* EXERCISE
Skip the images. Copy the records exactly as written.

begin PROVIDED INFORMATION

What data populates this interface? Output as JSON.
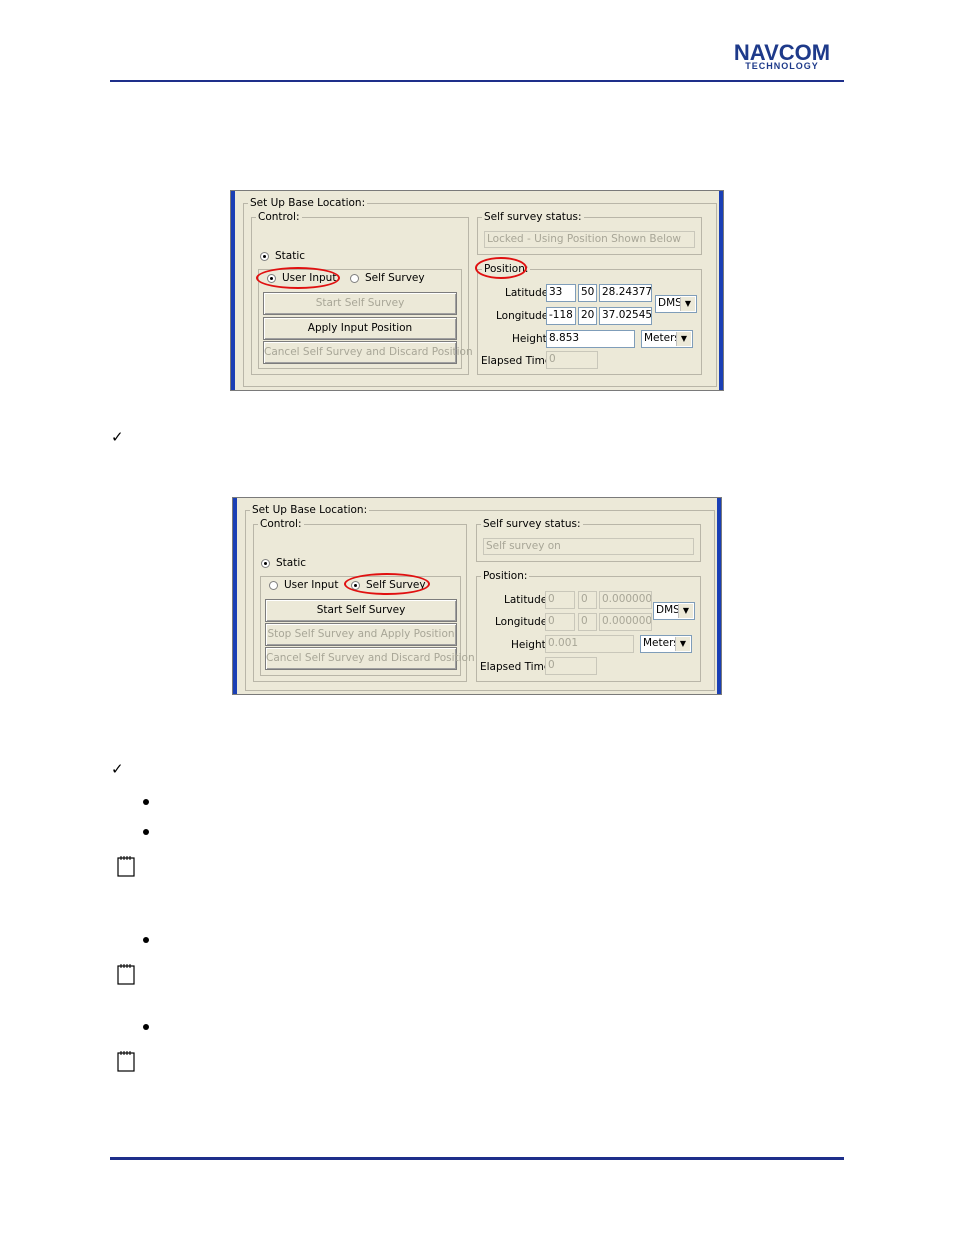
{
  "header": {
    "logo_main": "NAVCOM",
    "logo_sub": "TECHNOLOGY"
  },
  "colors": {
    "accent": "#1e2f8a",
    "highlight": "#e01010",
    "dialog_bg": "#ece9d8"
  },
  "panel1": {
    "group_title": "Set Up Base Location:",
    "control_title": "Control:",
    "static_label": "Static",
    "user_input_label": "User Input",
    "self_survey_label": "Self Survey",
    "start_btn": "Start Self Survey",
    "apply_btn": "Apply Input Position",
    "cancel_btn": "Cancel Self Survey and Discard Position",
    "status_title": "Self survey status:",
    "status_value": "Locked - Using Position Shown Below",
    "position_title": "Position:",
    "latitude_label": "Latitude:",
    "lat_deg": "33",
    "lat_min": "50",
    "lat_sec": "28.243774",
    "longitude_label": "Longitude:",
    "lon_deg": "-118",
    "lon_min": "20",
    "lon_sec": "37.025451",
    "format": "DMS",
    "height_label": "Height:",
    "height_value": "8.853",
    "units": "Meters",
    "elapsed_label": "Elapsed Time:",
    "elapsed_value": "0"
  },
  "panel2": {
    "group_title": "Set Up Base Location:",
    "control_title": "Control:",
    "static_label": "Static",
    "user_input_label": "User Input",
    "self_survey_label": "Self Survey",
    "start_btn": "Start Self Survey",
    "stop_btn": "Stop Self Survey and Apply Position",
    "cancel_btn": "Cancel Self Survey and Discard Position",
    "status_title": "Self survey status:",
    "status_value": "Self survey on",
    "position_title": "Position:",
    "latitude_label": "Latitude:",
    "lat_deg": "0",
    "lat_min": "0",
    "lat_sec": "0.000000",
    "longitude_label": "Longitude:",
    "lon_deg": "0",
    "lon_min": "0",
    "lon_sec": "0.000000",
    "format": "DMS",
    "height_label": "Height:",
    "height_value": "0.001",
    "units": "Meters",
    "elapsed_label": "Elapsed Time:",
    "elapsed_value": "0"
  },
  "icons": {
    "check": "checkmark-icon",
    "note": "notepad-icon",
    "bullet": "bullet-icon"
  }
}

end PROVIDED INFORMATION

* RESPONSE TO THIS EXERCISE
What data populates this interface? Output as JSON.
{
  "header": {
    "logo_main": "NAVCOM",
    "logo_sub": "TECHNOLOGY"
  },
  "colors": {
    "accent": "#1e2f8a",
    "highlight": "#e01010",
    "dialog_bg": "#ece9d8"
  },
  "panel1": {
    "group_title": "Set Up Base Location:",
    "control_title": "Control:",
    "static_label": "Static",
    "user_input_label": "User Input",
    "self_survey_label": "Self Survey",
    "start_btn": "Start Self Survey",
    "apply_btn": "Apply Input Position",
    "cancel_btn": "Cancel Self Survey and Discard Position",
    "status_title": "Self survey status:",
    "status_value": "Locked - Using Position Shown Below",
    "position_title": "Position:",
    "latitude_label": "Latitude:",
    "lat_deg": "33",
    "lat_min": "50",
    "lat_sec": "28.243774",
    "longitude_label": "Longitude:",
    "lon_deg": "-118",
    "lon_min": "20",
    "lon_sec": "37.025451",
    "format": "DMS",
    "height_label": "Height:",
    "height_value": "8.853",
    "units": "Meters",
    "elapsed_label": "Elapsed Time:",
    "elapsed_value": "0"
  },
  "panel2": {
    "group_title": "Set Up Base Location:",
    "control_title": "Control:",
    "static_label": "Static",
    "user_input_label": "User Input",
    "self_survey_label": "Self Survey",
    "start_btn": "Start Self Survey",
    "stop_btn": "Stop Self Survey and Apply Position",
    "cancel_btn": "Cancel Self Survey and Discard Position",
    "status_title": "Self survey status:",
    "status_value": "Self survey on",
    "position_title": "Position:",
    "latitude_label": "Latitude:",
    "lat_deg": "0",
    "lat_min": "0",
    "lat_sec": "0.000000",
    "longitude_label": "Longitude:",
    "lon_deg": "0",
    "lon_min": "0",
    "lon_sec": "0.000000",
    "format": "DMS",
    "height_label": "Height:",
    "height_value": "0.001",
    "units": "Meters",
    "elapsed_label": "Elapsed Time:",
    "elapsed_value": "0"
  },
  "icons": {
    "check": "checkmark-icon",
    "note": "notepad-icon",
    "bullet": "bullet-icon"
  }
}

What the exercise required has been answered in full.